-------- THE DATA

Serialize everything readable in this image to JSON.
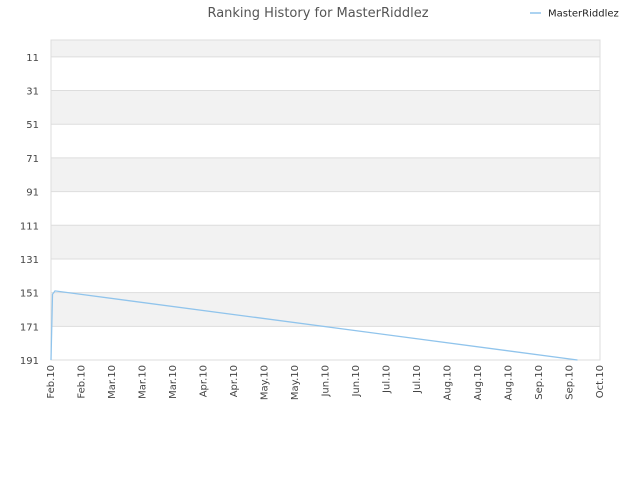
{
  "chart_data": {
    "type": "line",
    "title": "Ranking History for MasterRiddlez",
    "xlabel": "",
    "ylabel": "",
    "y_inverted": true,
    "ylim": [
      1,
      191
    ],
    "grid": true,
    "legend": "top-right",
    "y_ticks": [
      11,
      31,
      51,
      71,
      91,
      111,
      131,
      151,
      171,
      191
    ],
    "x_tick_labels": [
      "Feb.10",
      "Feb.10",
      "Mar.10",
      "Mar.10",
      "Mar.10",
      "Apr.10",
      "Apr.10",
      "May.10",
      "May.10",
      "Jun.10",
      "Jun.10",
      "Jul.10",
      "Jul.10",
      "Aug.10",
      "Aug.10",
      "Aug.10",
      "Sep.10",
      "Sep.10",
      "Oct.10"
    ],
    "series": [
      {
        "name": "MasterRiddlez",
        "color": "#90c4ec",
        "points": [
          {
            "x": "Feb.10",
            "y": 191
          },
          {
            "x": "Feb.10",
            "y": 152
          },
          {
            "x": "Feb.10",
            "y": 150
          },
          {
            "x": "Sep.10",
            "y": 191
          }
        ]
      }
    ]
  }
}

----------------

Show all lines from the listing above in which "MasterRiddlez" appears.

    "title": "Ranking History for MasterRiddlez",
        "name": "MasterRiddlez",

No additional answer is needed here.